▼▼▼

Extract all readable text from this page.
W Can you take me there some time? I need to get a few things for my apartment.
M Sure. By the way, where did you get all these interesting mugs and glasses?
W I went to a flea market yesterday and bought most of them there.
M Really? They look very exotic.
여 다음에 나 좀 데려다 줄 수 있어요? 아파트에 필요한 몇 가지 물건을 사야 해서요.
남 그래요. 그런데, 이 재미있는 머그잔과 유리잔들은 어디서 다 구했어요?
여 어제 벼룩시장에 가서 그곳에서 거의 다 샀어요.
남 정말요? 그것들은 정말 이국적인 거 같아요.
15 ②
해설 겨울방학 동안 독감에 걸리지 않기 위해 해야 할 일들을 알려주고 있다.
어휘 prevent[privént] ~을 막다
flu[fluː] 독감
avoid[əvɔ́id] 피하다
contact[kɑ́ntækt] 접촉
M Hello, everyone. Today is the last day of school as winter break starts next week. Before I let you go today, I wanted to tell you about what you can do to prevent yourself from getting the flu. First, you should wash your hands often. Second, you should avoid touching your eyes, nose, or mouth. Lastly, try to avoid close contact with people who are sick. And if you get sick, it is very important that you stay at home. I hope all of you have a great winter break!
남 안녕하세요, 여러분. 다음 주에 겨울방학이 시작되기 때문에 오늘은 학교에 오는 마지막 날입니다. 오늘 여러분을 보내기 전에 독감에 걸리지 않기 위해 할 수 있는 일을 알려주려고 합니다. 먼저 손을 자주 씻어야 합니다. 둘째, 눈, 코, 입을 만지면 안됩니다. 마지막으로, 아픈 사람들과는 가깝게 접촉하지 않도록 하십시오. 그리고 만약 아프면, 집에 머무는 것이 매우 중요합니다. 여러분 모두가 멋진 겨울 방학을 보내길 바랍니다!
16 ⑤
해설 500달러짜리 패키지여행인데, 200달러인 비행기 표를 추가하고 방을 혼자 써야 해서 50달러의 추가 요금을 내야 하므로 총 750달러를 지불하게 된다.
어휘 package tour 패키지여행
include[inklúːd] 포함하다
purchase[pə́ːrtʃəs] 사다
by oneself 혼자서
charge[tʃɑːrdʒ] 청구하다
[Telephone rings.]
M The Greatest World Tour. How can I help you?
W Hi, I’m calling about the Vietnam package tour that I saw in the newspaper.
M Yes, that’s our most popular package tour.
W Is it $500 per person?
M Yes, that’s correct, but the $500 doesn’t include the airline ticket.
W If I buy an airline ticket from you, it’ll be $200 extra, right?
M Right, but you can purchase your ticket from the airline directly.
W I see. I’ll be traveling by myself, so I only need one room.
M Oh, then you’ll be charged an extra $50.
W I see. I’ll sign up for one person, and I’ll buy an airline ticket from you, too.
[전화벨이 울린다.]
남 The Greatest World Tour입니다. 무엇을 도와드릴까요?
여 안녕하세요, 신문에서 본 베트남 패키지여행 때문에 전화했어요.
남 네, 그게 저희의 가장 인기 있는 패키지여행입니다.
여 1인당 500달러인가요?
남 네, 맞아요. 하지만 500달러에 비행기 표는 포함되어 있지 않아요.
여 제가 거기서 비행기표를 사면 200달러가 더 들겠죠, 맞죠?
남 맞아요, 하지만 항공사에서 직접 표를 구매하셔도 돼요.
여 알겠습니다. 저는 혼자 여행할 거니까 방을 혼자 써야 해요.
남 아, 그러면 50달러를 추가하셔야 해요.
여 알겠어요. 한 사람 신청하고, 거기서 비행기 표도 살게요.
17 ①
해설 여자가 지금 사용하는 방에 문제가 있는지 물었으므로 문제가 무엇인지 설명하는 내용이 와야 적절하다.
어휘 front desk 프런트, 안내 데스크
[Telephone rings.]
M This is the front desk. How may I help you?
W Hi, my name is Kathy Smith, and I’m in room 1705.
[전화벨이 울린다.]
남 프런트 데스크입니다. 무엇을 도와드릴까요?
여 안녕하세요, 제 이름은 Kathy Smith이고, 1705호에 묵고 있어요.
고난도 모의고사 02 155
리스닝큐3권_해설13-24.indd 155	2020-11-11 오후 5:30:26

▲▲▲

**What to work on:** Transcribe all of the entries without altering anything.

**Result for this exercise:**
Extract all readable text from this page.
W Can you take me there some time? I need to get a few things for my apartment.
M Sure. By the way, where did you get all these interesting mugs and glasses?
W I went to a flea market yesterday and bought most of them there.
M Really? They look very exotic.
여 다음에 나 좀 데려다 줄 수 있어요? 아파트에 필요한 몇 가지 물건을 사야 해서요.
남 그래요. 그런데, 이 재미있는 머그잔과 유리잔들은 어디서 다 구했어요?
여 어제 벼룩시장에 가서 그곳에서 거의 다 샀어요.
남 정말요? 그것들은 정말 이국적인 거 같아요.
15 ②
해설 겨울방학 동안 독감에 걸리지 않기 위해 해야 할 일들을 알려주고 있다.
어휘 prevent[privént] ~을 막다
flu[fluː] 독감
avoid[əvɔ́id] 피하다
contact[kɑ́ntækt] 접촉
M Hello, everyone. Today is the last day of school as winter break starts next week. Before I let you go today, I wanted to tell you about what you can do to prevent yourself from getting the flu. First, you should wash your hands often. Second, you should avoid touching your eyes, nose, or mouth. Lastly, try to avoid close contact with people who are sick. And if you get sick, it is very important that you stay at home. I hope all of you have a great winter break!
남 안녕하세요, 여러분. 다음 주에 겨울방학이 시작되기 때문에 오늘은 학교에 오는 마지막 날입니다. 오늘 여러분을 보내기 전에 독감에 걸리지 않기 위해 할 수 있는 일을 알려주려고 합니다. 먼저 손을 자주 씻어야 합니다. 둘째, 눈, 코, 입을 만지면 안됩니다. 마지막으로, 아픈 사람들과는 가깝게 접촉하지 않도록 하십시오. 그리고 만약 아프면, 집에 머무는 것이 매우 중요합니다. 여러분 모두가 멋진 겨울 방학을 보내길 바랍니다!
16 ⑤
해설 500달러짜리 패키지여행인데, 200달러인 비행기 표를 추가하고 방을 혼자 써야 해서 50달러의 추가 요금을 내야 하므로 총 750달러를 지불하게 된다.
어휘 package tour 패키지여행
include[inklúːd] 포함하다
purchase[pə́ːrtʃəs] 사다
by oneself 혼자서
charge[tʃɑːrdʒ] 청구하다
[Telephone rings.]
M The Greatest World Tour. How can I help you?
W Hi, I’m calling about the Vietnam package tour that I saw in the newspaper.
M Yes, that’s our most popular package tour.
W Is it $500 per person?
M Yes, that’s correct, but the $500 doesn’t include the airline ticket.
W If I buy an airline ticket from you, it’ll be $200 extra, right?
M Right, but you can purchase your ticket from the airline directly.
W I see. I’ll be traveling by myself, so I only need one room.
M Oh, then you’ll be charged an extra $50.
W I see. I’ll sign up for one person, and I’ll buy an airline ticket from you, too.
[전화벨이 울린다.]
남 The Greatest World Tour입니다. 무엇을 도와드릴까요?
여 안녕하세요, 신문에서 본 베트남 패키지여행 때문에 전화했어요.
남 네, 그게 저희의 가장 인기 있는 패키지여행입니다.
여 1인당 500달러인가요?
남 네, 맞아요. 하지만 500달러에 비행기 표는 포함되어 있지 않아요.
여 제가 거기서 비행기표를 사면 200달러가 더 들겠죠, 맞죠?
남 맞아요, 하지만 항공사에서 직접 표를 구매하셔도 돼요.
여 알겠습니다. 저는 혼자 여행할 거니까 방을 혼자 써야 해요.
남 아, 그러면 50달러를 추가하셔야 해요.
여 알겠어요. 한 사람 신청하고, 거기서 비행기 표도 살게요.
17 ①
해설 여자가 지금 사용하는 방에 문제가 있는지 물었으므로 문제가 무엇인지 설명하는 내용이 와야 적절하다.
어휘 front desk 프런트, 안내 데스크
[Telephone rings.]
M This is the front desk. How may I help you?
W Hi, my name is Kathy Smith, and I’m in room 1705.
[전화벨이 울린다.]
남 프런트 데스크입니다. 무엇을 도와드릴까요?
여 안녕하세요, 제 이름은 Kathy Smith이고, 1705호에 묵고 있어요.
고난도 모의고사 02 155
리스닝큐3권_해설13-24.indd 155	2020-11-11 오후 5:30:26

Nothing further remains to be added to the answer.